Skip the pictures. Repeat everything else in the records word for word.
━━ DATA PROVIDED ━━
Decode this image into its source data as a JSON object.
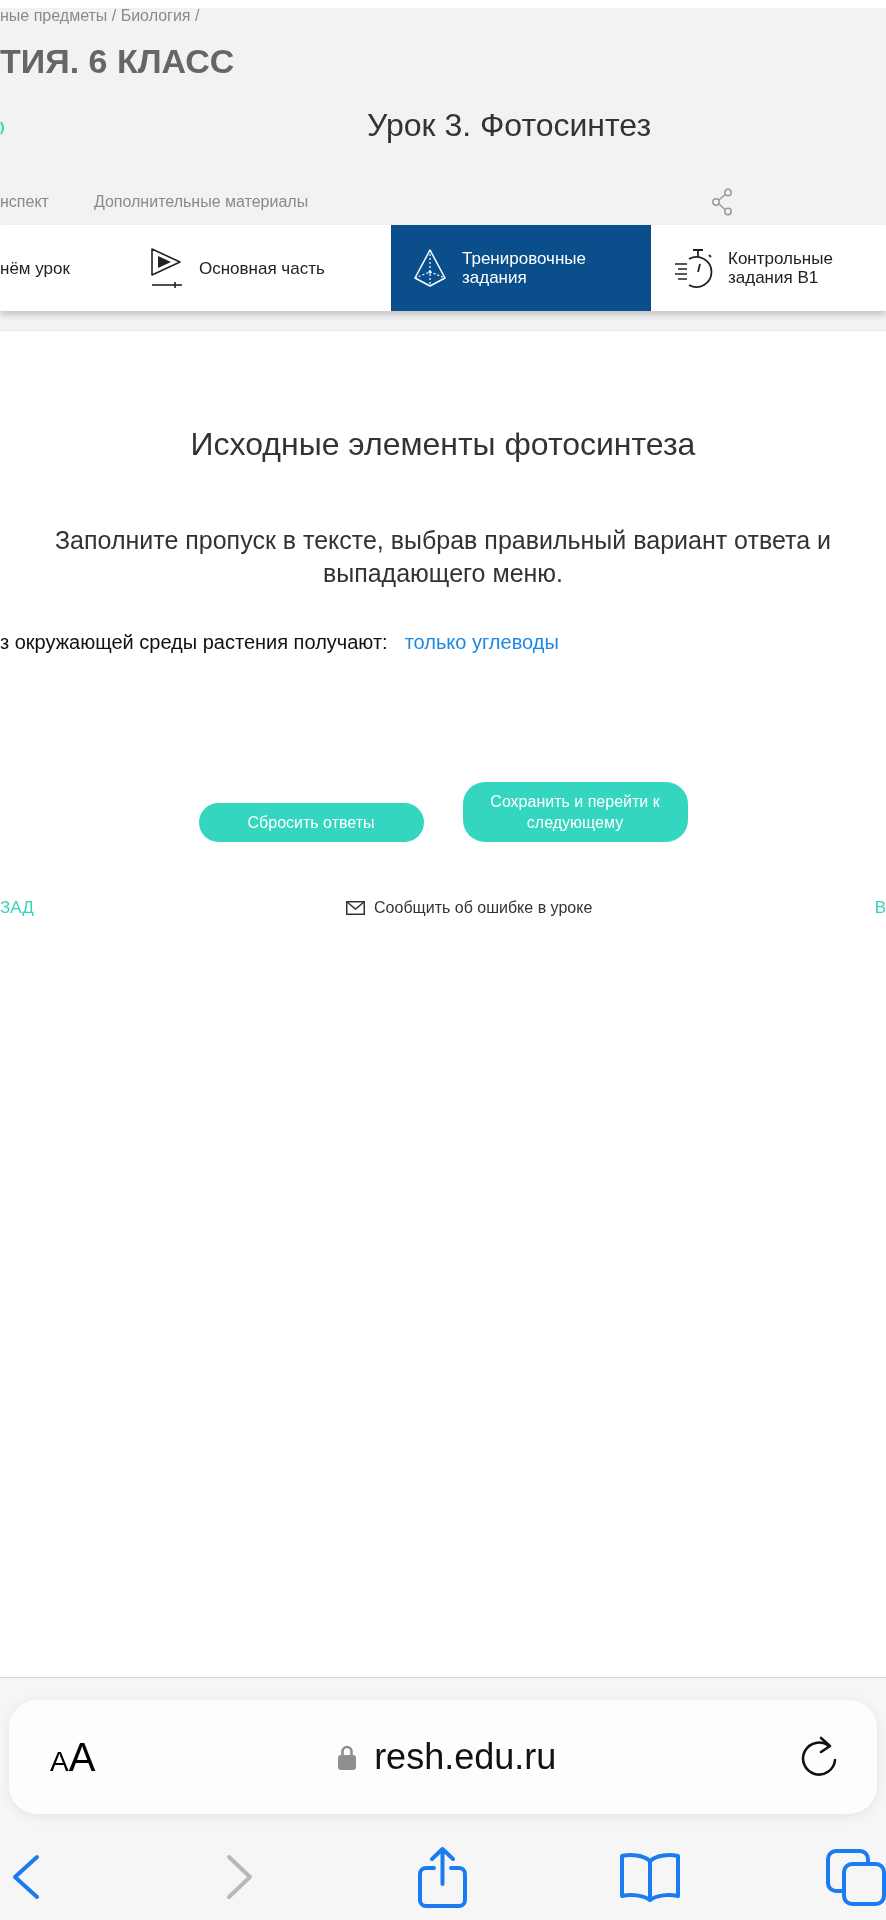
{
  "breadcrumb": "ные предметы / Биология /",
  "course_title": "ТИЯ. 6 КЛАСС",
  "lesson_title": "Урок 3. Фотосинтез",
  "lesson_links": [
    "нспект",
    "Дополнительные материалы"
  ],
  "section_tabs": [
    {
      "kind": "intro",
      "label": "нём урок",
      "selected": false
    },
    {
      "kind": "main",
      "label": "Основная часть",
      "selected": false
    },
    {
      "kind": "training",
      "label": "Тренировочные задания",
      "selected": true
    },
    {
      "kind": "control",
      "label": "Контрольные задания В1",
      "selected": false
    }
  ],
  "task": {
    "title": "Исходные элементы фотосинтеза",
    "instruction_lines": [
      "Заполните пропуск в тексте, выбрав правильный вариант ответа и",
      "выпадающего меню."
    ],
    "sentence": "з окружающей среды растения получают:",
    "answer": {
      "value": "только углеводы"
    }
  },
  "buttons": [
    "Сбросить ответы",
    "Сохранить и перейти к следующему"
  ],
  "footer": {
    "back": "ЗАД",
    "report": "Сообщить об ошибке в уроке",
    "forward": "В"
  },
  "browser": {
    "text_size_button": "AA",
    "url": "resh.edu.ru",
    "back": {
      "disabled": false
    },
    "forward": {
      "disabled": true
    }
  }
}
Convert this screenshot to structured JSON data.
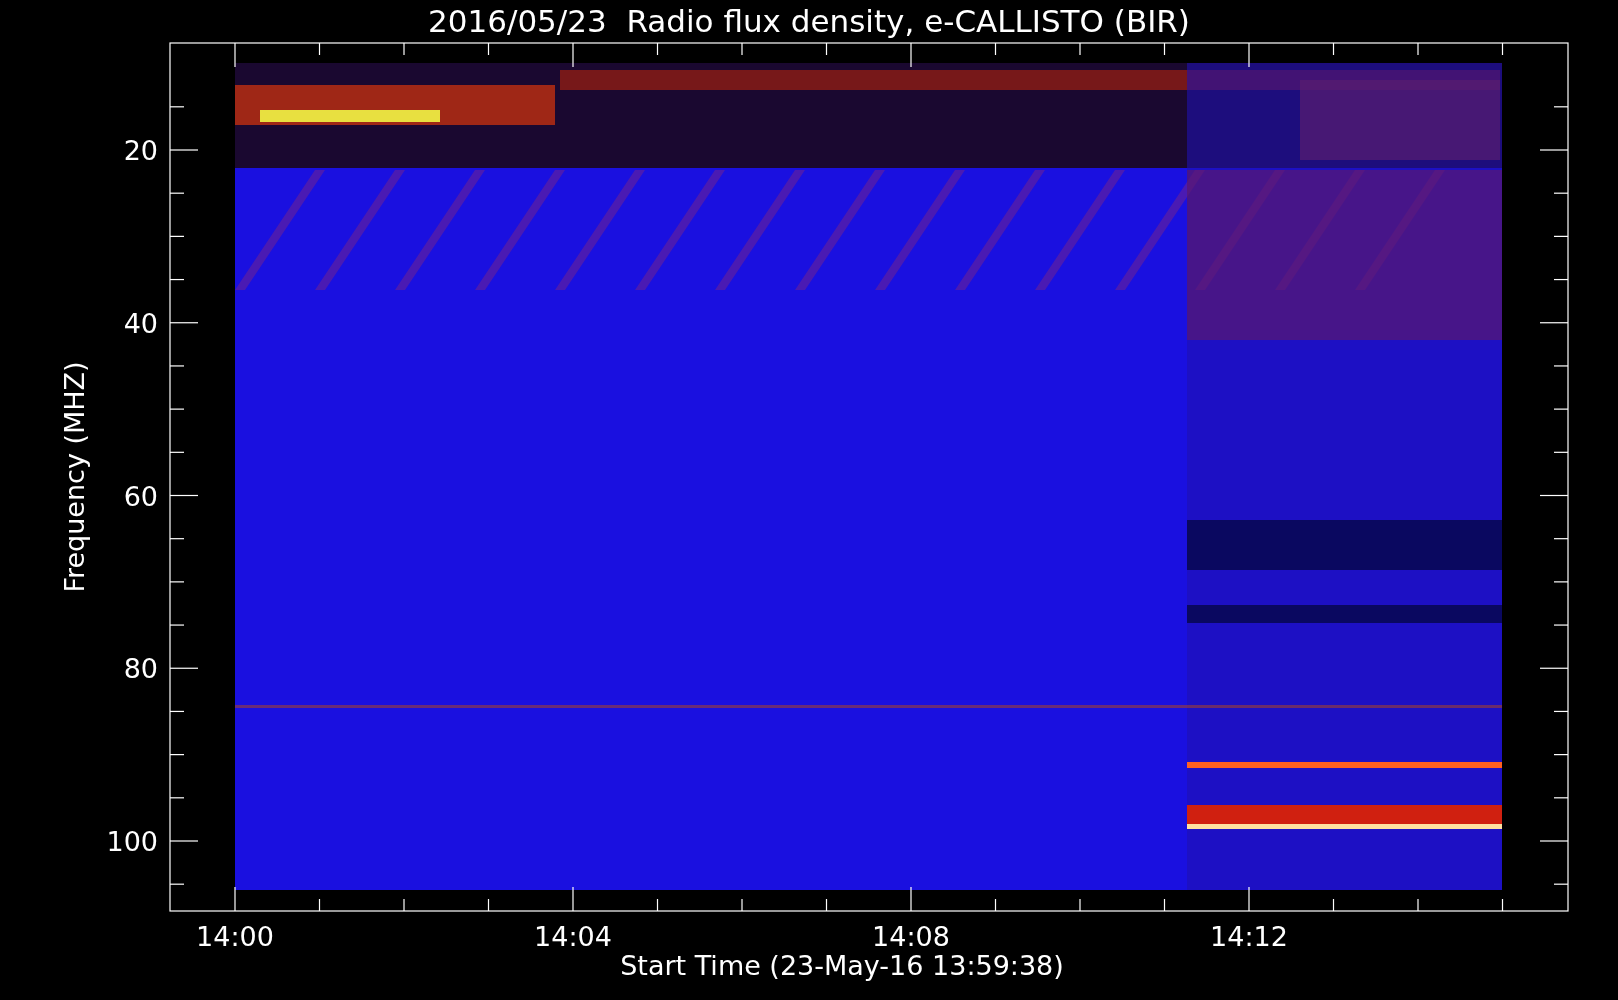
{
  "title": "2016/05/23  Radio flux density, e-CALLISTO (BIR)",
  "ylabel": "Frequency (MHZ)",
  "xlabel": "Start Time (23-May-16 13:59:38)",
  "yticks": [
    "20",
    "40",
    "60",
    "80",
    "100"
  ],
  "xticks": [
    "14:00",
    "14:04",
    "14:08",
    "14:12"
  ]
}
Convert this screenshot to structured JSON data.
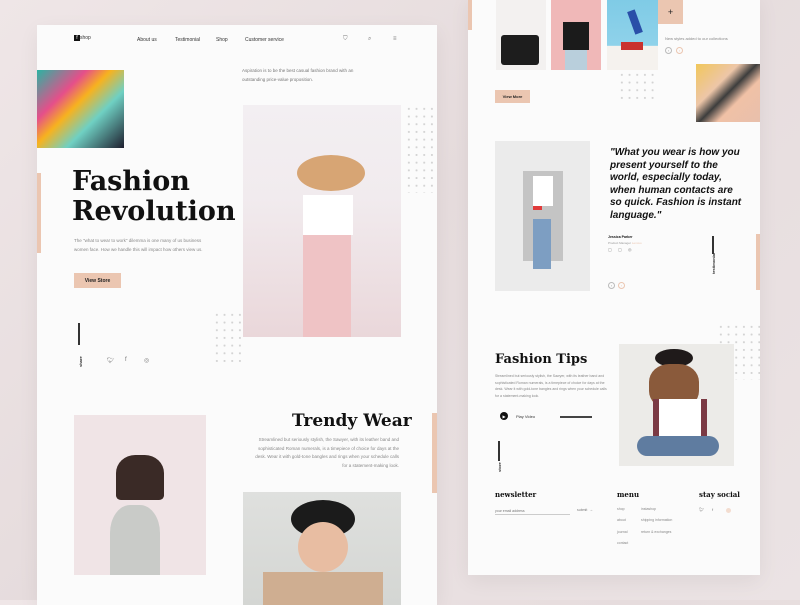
{
  "left_page": {
    "logo": {
      "mark": "f",
      "text": "shop"
    },
    "nav": [
      "About us",
      "Testimonial",
      "Shop",
      "Customer service"
    ],
    "header_icons": [
      "bag-icon",
      "search-icon",
      "menu-icon"
    ],
    "tagline": "Aspiration is to be the best casual fashion brand with an outstanding price-value proposition.",
    "hero": {
      "title_line1": "Fashion",
      "title_line2": "Revolution",
      "body": "The \"what to wear to work\" dilemma is one many of us business women face. How we handle this will impact how others view us.",
      "button": "View Store"
    },
    "share": {
      "label": "share",
      "icons": [
        "twitter-icon",
        "facebook-icon",
        "instagram-icon"
      ]
    },
    "trendy": {
      "title": "Trendy Wear",
      "body": "Streamlined but seriously stylish, the Sawyer, with its leather band and sophisticated Roman numerals, is a timepiece of choice for days at the desk. Wear it with gold-tone bangles and rings when your schedule calls for a statement-making look."
    }
  },
  "right_page": {
    "plus_button": "+",
    "collection_note": "New styles added to our collections",
    "view_more": "View More",
    "quote": "\"What you wear is how you present yourself to the world, especially today, when human contacts are so quick. Fashion is instant language.\"",
    "author": {
      "name": "Jessica Parker",
      "role": "Product Manager",
      "company": "Lenovo"
    },
    "testimonial_label": "testimonial",
    "tips": {
      "title": "Fashion Tips",
      "body": "Streamlined but seriously stylish, the Sawyer, with its leather band and sophisticated Roman numerals, is a timepiece of choice for days at the desk. Wear it with gold-tone bangles and rings when your schedule calls for a statement-making look.",
      "play": "Play Video",
      "side_label": "store"
    },
    "footer": {
      "newsletter": {
        "title": "newsletter",
        "placeholder": "your email address",
        "submit": "submit"
      },
      "menu": {
        "title": "menu",
        "col1": [
          "shop",
          "about",
          "journal",
          "contact"
        ],
        "col2": [
          "instashop",
          "shipping information",
          "return & exchanges"
        ]
      },
      "social": {
        "title": "stay social"
      }
    }
  },
  "colors": {
    "accent": "#ebc6b1",
    "text": "#111111",
    "background": "#fbfbfb"
  }
}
━━━
• _WRITTEN ANSWER_
Decode this image into its source data as a JSON object.
{
  "breadcrumb": "ные предметы / Биология /",
  "course_title": "ТИЯ. 6 КЛАСС",
  "lesson_title": "Урок 3. Фотосинтез",
  "lesson_links": [
    "нспект",
    "Дополнительные материалы"
  ],
  "section_tabs": [
    {
      "kind": "intro",
      "label": "нём урок",
      "selected": false
    },
    {
      "kind": "main",
      "label": "Основная часть",
      "selected": false
    },
    {
      "kind": "training",
      "label": "Тренировочные задания",
      "selected": true
    },
    {
      "kind": "control",
      "label": "Контрольные задания В1",
      "selected": false
    }
  ],
  "task": {
    "title": "Исходные элементы фотосинтеза",
    "instruction_lines": [
      "Заполните пропуск в тексте, выбрав правильный вариант ответа и",
      "выпадающего меню."
    ],
    "sentence": "з окружающей среды растения получают:",
    "answer": {
      "value": "только углеводы"
    }
  },
  "buttons": [
    "Сбросить ответы",
    "Сохранить и перейти к следующему"
  ],
  "footer": {
    "back": "ЗАД",
    "report": "Сообщить об ошибке в уроке",
    "forward": "В"
  },
  "browser": {
    "text_size_button": "AA",
    "url": "resh.edu.ru",
    "back": {
      "disabled": false
    },
    "forward": {
      "disabled": true
    }
  }
}
Convert this screenshot to structured JSON data.
{
  "title": "2016/05/23  Radio flux density, e-CALLISTO (BIR)",
  "ylabel": "Frequency (MHZ)",
  "xlabel": "Start Time (23-May-16 13:59:38)",
  "yticks": [
    "20",
    "40",
    "60",
    "80",
    "100"
  ],
  "xticks": [
    "14:00",
    "14:04",
    "14:08",
    "14:12"
  ]
}
Convert this screenshot to structured JSON data.
{
  "left_page": {
    "logo": {
      "mark": "f",
      "text": "shop"
    },
    "nav": [
      "About us",
      "Testimonial",
      "Shop",
      "Customer service"
    ],
    "header_icons": [
      "bag-icon",
      "search-icon",
      "menu-icon"
    ],
    "tagline": "Aspiration is to be the best casual fashion brand with an outstanding price-value proposition.",
    "hero": {
      "title_line1": "Fashion",
      "title_line2": "Revolution",
      "body": "The \"what to wear to work\" dilemma is one many of us business women face. How we handle this will impact how others view us.",
      "button": "View Store"
    },
    "share": {
      "label": "share",
      "icons": [
        "twitter-icon",
        "facebook-icon",
        "instagram-icon"
      ]
    },
    "trendy": {
      "title": "Trendy Wear",
      "body": "Streamlined but seriously stylish, the Sawyer, with its leather band and sophisticated Roman numerals, is a timepiece of choice for days at the desk. Wear it with gold-tone bangles and rings when your schedule calls for a statement-making look."
    }
  },
  "right_page": {
    "plus_button": "+",
    "collection_note": "New styles added to our collections",
    "view_more": "View More",
    "quote": "\"What you wear is how you present yourself to the world, especially today, when human contacts are so quick. Fashion is instant language.\"",
    "author": {
      "name": "Jessica Parker",
      "role": "Product Manager",
      "company": "Lenovo"
    },
    "testimonial_label": "testimonial",
    "tips": {
      "title": "Fashion Tips",
      "body": "Streamlined but seriously stylish, the Sawyer, with its leather band and sophisticated Roman numerals, is a timepiece of choice for days at the desk. Wear it with gold-tone bangles and rings when your schedule calls for a statement-making look.",
      "play": "Play Video",
      "side_label": "store"
    },
    "footer": {
      "newsletter": {
        "title": "newsletter",
        "placeholder": "your email address",
        "submit": "submit"
      },
      "menu": {
        "title": "menu",
        "col1": [
          "shop",
          "about",
          "journal",
          "contact"
        ],
        "col2": [
          "instashop",
          "shipping information",
          "return & exchanges"
        ]
      },
      "social": {
        "title": "stay social"
      }
    }
  },
  "colors": {
    "accent": "#ebc6b1",
    "text": "#111111",
    "background": "#fbfbfb"
  }
}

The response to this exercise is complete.